# Set exercise:
Make an exact copy of the records, with the pictures left out.

# The records:

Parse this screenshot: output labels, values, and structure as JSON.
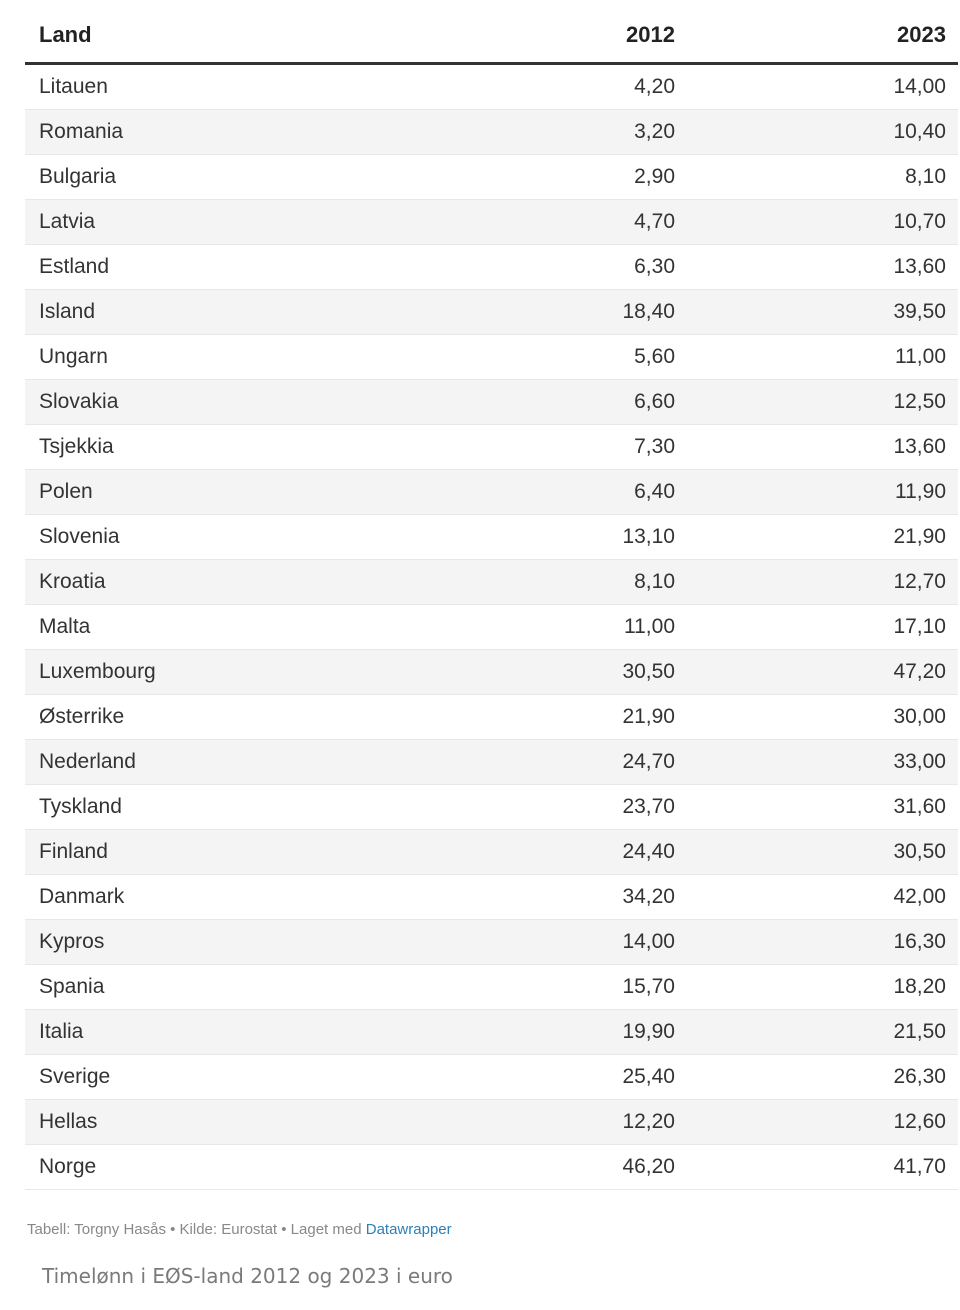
{
  "chart_data": {
    "type": "table",
    "columns": [
      "Land",
      "2012",
      "2023"
    ],
    "rows": [
      [
        "Litauen",
        "4,20",
        "14,00"
      ],
      [
        "Romania",
        "3,20",
        "10,40"
      ],
      [
        "Bulgaria",
        "2,90",
        "8,10"
      ],
      [
        "Latvia",
        "4,70",
        "10,70"
      ],
      [
        "Estland",
        "6,30",
        "13,60"
      ],
      [
        "Island",
        "18,40",
        "39,50"
      ],
      [
        "Ungarn",
        "5,60",
        "11,00"
      ],
      [
        "Slovakia",
        "6,60",
        "12,50"
      ],
      [
        "Tsjekkia",
        "7,30",
        "13,60"
      ],
      [
        "Polen",
        "6,40",
        "11,90"
      ],
      [
        "Slovenia",
        "13,10",
        "21,90"
      ],
      [
        "Kroatia",
        "8,10",
        "12,70"
      ],
      [
        "Malta",
        "11,00",
        "17,10"
      ],
      [
        "Luxembourg",
        "30,50",
        "47,20"
      ],
      [
        "Østerrike",
        "21,90",
        "30,00"
      ],
      [
        "Nederland",
        "24,70",
        "33,00"
      ],
      [
        "Tyskland",
        "23,70",
        "31,60"
      ],
      [
        "Finland",
        "24,40",
        "30,50"
      ],
      [
        "Danmark",
        "34,20",
        "42,00"
      ],
      [
        "Kypros",
        "14,00",
        "16,30"
      ],
      [
        "Spania",
        "15,70",
        "18,20"
      ],
      [
        "Italia",
        "19,90",
        "21,50"
      ],
      [
        "Sverige",
        "25,40",
        "26,30"
      ],
      [
        "Hellas",
        "12,20",
        "12,60"
      ],
      [
        "Norge",
        "46,20",
        "41,70"
      ]
    ]
  },
  "footer": {
    "credit": "Tabell: Torgny Hasås • Kilde: Eurostat • Laget med ",
    "tool": "Datawrapper"
  },
  "caption": "Timelønn i EØS-land 2012 og 2023 i euro",
  "colors": {
    "text": "#333333",
    "stripe": "#f4f4f4",
    "link": "#2c7fb8"
  }
}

# Result:
Parse this screenshot: output labels, values, and structure as JSON.
{
  "chart_data": {
    "type": "table",
    "columns": [
      "Land",
      "2012",
      "2023"
    ],
    "rows": [
      [
        "Litauen",
        "4,20",
        "14,00"
      ],
      [
        "Romania",
        "3,20",
        "10,40"
      ],
      [
        "Bulgaria",
        "2,90",
        "8,10"
      ],
      [
        "Latvia",
        "4,70",
        "10,70"
      ],
      [
        "Estland",
        "6,30",
        "13,60"
      ],
      [
        "Island",
        "18,40",
        "39,50"
      ],
      [
        "Ungarn",
        "5,60",
        "11,00"
      ],
      [
        "Slovakia",
        "6,60",
        "12,50"
      ],
      [
        "Tsjekkia",
        "7,30",
        "13,60"
      ],
      [
        "Polen",
        "6,40",
        "11,90"
      ],
      [
        "Slovenia",
        "13,10",
        "21,90"
      ],
      [
        "Kroatia",
        "8,10",
        "12,70"
      ],
      [
        "Malta",
        "11,00",
        "17,10"
      ],
      [
        "Luxembourg",
        "30,50",
        "47,20"
      ],
      [
        "Østerrike",
        "21,90",
        "30,00"
      ],
      [
        "Nederland",
        "24,70",
        "33,00"
      ],
      [
        "Tyskland",
        "23,70",
        "31,60"
      ],
      [
        "Finland",
        "24,40",
        "30,50"
      ],
      [
        "Danmark",
        "34,20",
        "42,00"
      ],
      [
        "Kypros",
        "14,00",
        "16,30"
      ],
      [
        "Spania",
        "15,70",
        "18,20"
      ],
      [
        "Italia",
        "19,90",
        "21,50"
      ],
      [
        "Sverige",
        "25,40",
        "26,30"
      ],
      [
        "Hellas",
        "12,20",
        "12,60"
      ],
      [
        "Norge",
        "46,20",
        "41,70"
      ]
    ]
  },
  "footer": {
    "credit": "Tabell: Torgny Hasås • Kilde: Eurostat • Laget med ",
    "tool": "Datawrapper"
  },
  "caption": "Timelønn i EØS-land 2012 og 2023 i euro",
  "colors": {
    "text": "#333333",
    "stripe": "#f4f4f4",
    "link": "#2c7fb8"
  }
}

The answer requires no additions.